Stored data:
--

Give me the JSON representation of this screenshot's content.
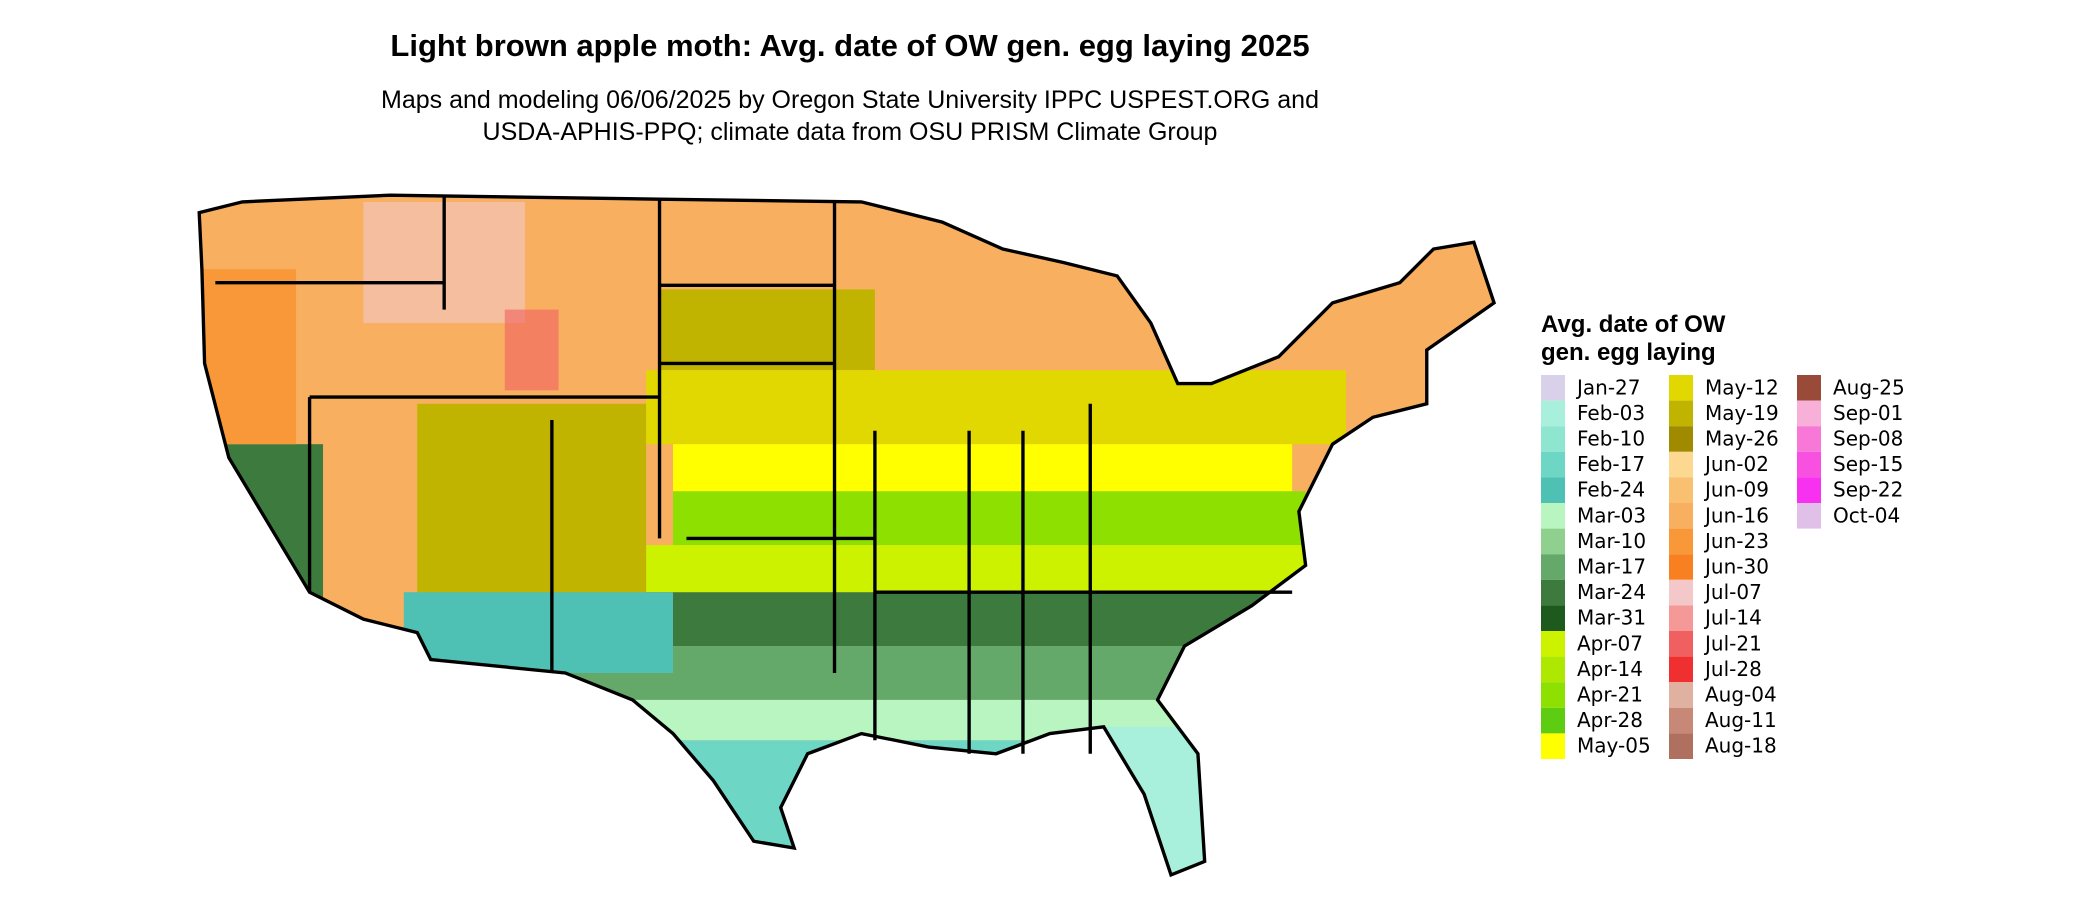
{
  "header": {
    "title": "Light brown apple moth: Avg. date of OW gen. egg laying 2025",
    "subtitle": [
      "Maps and modeling 06/06/2025 by Oregon State University IPPC USPEST.ORG and",
      "USDA-APHIS-PPQ; climate data from OSU PRISM Climate Group"
    ]
  },
  "legend": {
    "title": [
      "Avg. date of OW",
      "gen. egg laying"
    ],
    "items": [
      {
        "label": "Jan-27",
        "color": "#d9d0ea"
      },
      {
        "label": "Feb-03",
        "color": "#a8f0dc"
      },
      {
        "label": "Feb-10",
        "color": "#8ee6d0"
      },
      {
        "label": "Feb-17",
        "color": "#6dd6c4"
      },
      {
        "label": "Feb-24",
        "color": "#4ec0b4"
      },
      {
        "label": "Mar-03",
        "color": "#b8f5c0"
      },
      {
        "label": "Mar-10",
        "color": "#8fd08f"
      },
      {
        "label": "Mar-17",
        "color": "#64a86a"
      },
      {
        "label": "Mar-24",
        "color": "#3d7a3e"
      },
      {
        "label": "Mar-31",
        "color": "#1e5a1e"
      },
      {
        "label": "Apr-07",
        "color": "#ccf200"
      },
      {
        "label": "Apr-14",
        "color": "#aee800"
      },
      {
        "label": "Apr-21",
        "color": "#8ee000"
      },
      {
        "label": "Apr-28",
        "color": "#5ecc10"
      },
      {
        "label": "May-05",
        "color": "#ffff00"
      },
      {
        "label": "May-12",
        "color": "#e0d800"
      },
      {
        "label": "May-19",
        "color": "#c0b400"
      },
      {
        "label": "May-26",
        "color": "#a08a00"
      },
      {
        "label": "Jun-02",
        "color": "#fcd890"
      },
      {
        "label": "Jun-09",
        "color": "#f8c070"
      },
      {
        "label": "Jun-16",
        "color": "#f8b060"
      },
      {
        "label": "Jun-23",
        "color": "#f89838"
      },
      {
        "label": "Jun-30",
        "color": "#f88020"
      },
      {
        "label": "Jul-07",
        "color": "#f4c8c8"
      },
      {
        "label": "Jul-14",
        "color": "#f49898"
      },
      {
        "label": "Jul-21",
        "color": "#f06060"
      },
      {
        "label": "Jul-28",
        "color": "#f03030"
      },
      {
        "label": "Aug-04",
        "color": "#e0b0a0"
      },
      {
        "label": "Aug-11",
        "color": "#c88878"
      },
      {
        "label": "Aug-18",
        "color": "#b07060"
      },
      {
        "label": "Aug-25",
        "color": "#9a4a38"
      },
      {
        "label": "Sep-01",
        "color": "#f8b0d8"
      },
      {
        "label": "Sep-08",
        "color": "#f878d8"
      },
      {
        "label": "Sep-15",
        "color": "#f850e0"
      },
      {
        "label": "Sep-22",
        "color": "#f830f0"
      },
      {
        "label": "Oct-04",
        "color": "#e0c0e8"
      }
    ]
  }
}
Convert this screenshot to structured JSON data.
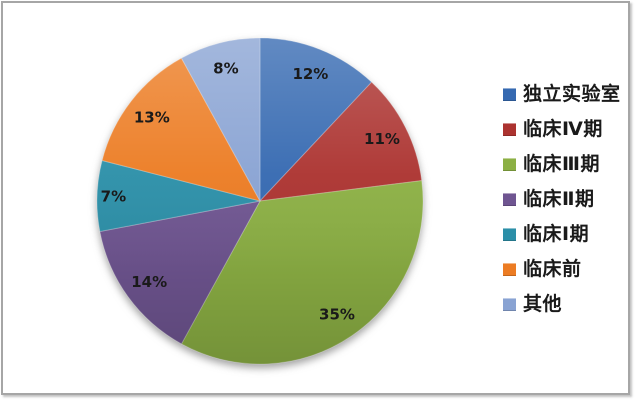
{
  "page": {
    "background": "#FFFFFF",
    "frame_border_color": "#A6A6A6"
  },
  "chart_data": {
    "type": "pie",
    "start_angle_deg": 0,
    "direction": "clockwise",
    "legend_position": "right",
    "data_label_color": "#1A1A1A",
    "legend_text_color": "#1A1A1A",
    "slices": [
      {
        "label": "独立实验室",
        "value_pct": 12,
        "data_label": "12%",
        "color": "#3569B1"
      },
      {
        "label": "临床Ⅳ期",
        "value_pct": 11,
        "data_label": "11%",
        "color": "#AC3330"
      },
      {
        "label": "临床Ⅲ期",
        "value_pct": 35,
        "data_label": "35%",
        "color": "#8CB044"
      },
      {
        "label": "临床Ⅱ期",
        "value_pct": 14,
        "data_label": "14%",
        "color": "#6F5591"
      },
      {
        "label": "临床Ⅰ期",
        "value_pct": 7,
        "data_label": "7%",
        "color": "#2B8FA8"
      },
      {
        "label": "临床前",
        "value_pct": 13,
        "data_label": "13%",
        "color": "#EC7C23"
      },
      {
        "label": "其他",
        "value_pct": 8,
        "data_label": "8%",
        "color": "#89A3D3"
      }
    ]
  }
}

--

EXERCISE INSTRUCTIONS: With the pictures omitted, reproduce the records in full and exactly.

TASK OUTPUT:
Give me the JSON representation of this screenshot's content.
{
  "header": {
    "title": "Light brown apple moth: Avg. date of OW gen. egg laying 2025",
    "subtitle": [
      "Maps and modeling 06/06/2025 by Oregon State University IPPC USPEST.ORG and",
      "USDA-APHIS-PPQ; climate data from OSU PRISM Climate Group"
    ]
  },
  "legend": {
    "title": [
      "Avg. date of OW",
      "gen. egg laying"
    ],
    "items": [
      {
        "label": "Jan-27",
        "color": "#d9d0ea"
      },
      {
        "label": "Feb-03",
        "color": "#a8f0dc"
      },
      {
        "label": "Feb-10",
        "color": "#8ee6d0"
      },
      {
        "label": "Feb-17",
        "color": "#6dd6c4"
      },
      {
        "label": "Feb-24",
        "color": "#4ec0b4"
      },
      {
        "label": "Mar-03",
        "color": "#b8f5c0"
      },
      {
        "label": "Mar-10",
        "color": "#8fd08f"
      },
      {
        "label": "Mar-17",
        "color": "#64a86a"
      },
      {
        "label": "Mar-24",
        "color": "#3d7a3e"
      },
      {
        "label": "Mar-31",
        "color": "#1e5a1e"
      },
      {
        "label": "Apr-07",
        "color": "#ccf200"
      },
      {
        "label": "Apr-14",
        "color": "#aee800"
      },
      {
        "label": "Apr-21",
        "color": "#8ee000"
      },
      {
        "label": "Apr-28",
        "color": "#5ecc10"
      },
      {
        "label": "May-05",
        "color": "#ffff00"
      },
      {
        "label": "May-12",
        "color": "#e0d800"
      },
      {
        "label": "May-19",
        "color": "#c0b400"
      },
      {
        "label": "May-26",
        "color": "#a08a00"
      },
      {
        "label": "Jun-02",
        "color": "#fcd890"
      },
      {
        "label": "Jun-09",
        "color": "#f8c070"
      },
      {
        "label": "Jun-16",
        "color": "#f8b060"
      },
      {
        "label": "Jun-23",
        "color": "#f89838"
      },
      {
        "label": "Jun-30",
        "color": "#f88020"
      },
      {
        "label": "Jul-07",
        "color": "#f4c8c8"
      },
      {
        "label": "Jul-14",
        "color": "#f49898"
      },
      {
        "label": "Jul-21",
        "color": "#f06060"
      },
      {
        "label": "Jul-28",
        "color": "#f03030"
      },
      {
        "label": "Aug-04",
        "color": "#e0b0a0"
      },
      {
        "label": "Aug-11",
        "color": "#c88878"
      },
      {
        "label": "Aug-18",
        "color": "#b07060"
      },
      {
        "label": "Aug-25",
        "color": "#9a4a38"
      },
      {
        "label": "Sep-01",
        "color": "#f8b0d8"
      },
      {
        "label": "Sep-08",
        "color": "#f878d8"
      },
      {
        "label": "Sep-15",
        "color": "#f850e0"
      },
      {
        "label": "Sep-22",
        "color": "#f830f0"
      },
      {
        "label": "Oct-04",
        "color": "#e0c0e8"
      }
    ]
  }
}
Convert this screenshot to structured JSON data.
{
  "page": {
    "background": "#FFFFFF",
    "frame_border_color": "#A6A6A6"
  },
  "chart_data": {
    "type": "pie",
    "start_angle_deg": 0,
    "direction": "clockwise",
    "legend_position": "right",
    "data_label_color": "#1A1A1A",
    "legend_text_color": "#1A1A1A",
    "slices": [
      {
        "label": "独立实验室",
        "value_pct": 12,
        "data_label": "12%",
        "color": "#3569B1"
      },
      {
        "label": "临床Ⅳ期",
        "value_pct": 11,
        "data_label": "11%",
        "color": "#AC3330"
      },
      {
        "label": "临床Ⅲ期",
        "value_pct": 35,
        "data_label": "35%",
        "color": "#8CB044"
      },
      {
        "label": "临床Ⅱ期",
        "value_pct": 14,
        "data_label": "14%",
        "color": "#6F5591"
      },
      {
        "label": "临床Ⅰ期",
        "value_pct": 7,
        "data_label": "7%",
        "color": "#2B8FA8"
      },
      {
        "label": "临床前",
        "value_pct": 13,
        "data_label": "13%",
        "color": "#EC7C23"
      },
      {
        "label": "其他",
        "value_pct": 8,
        "data_label": "8%",
        "color": "#89A3D3"
      }
    ]
  }
}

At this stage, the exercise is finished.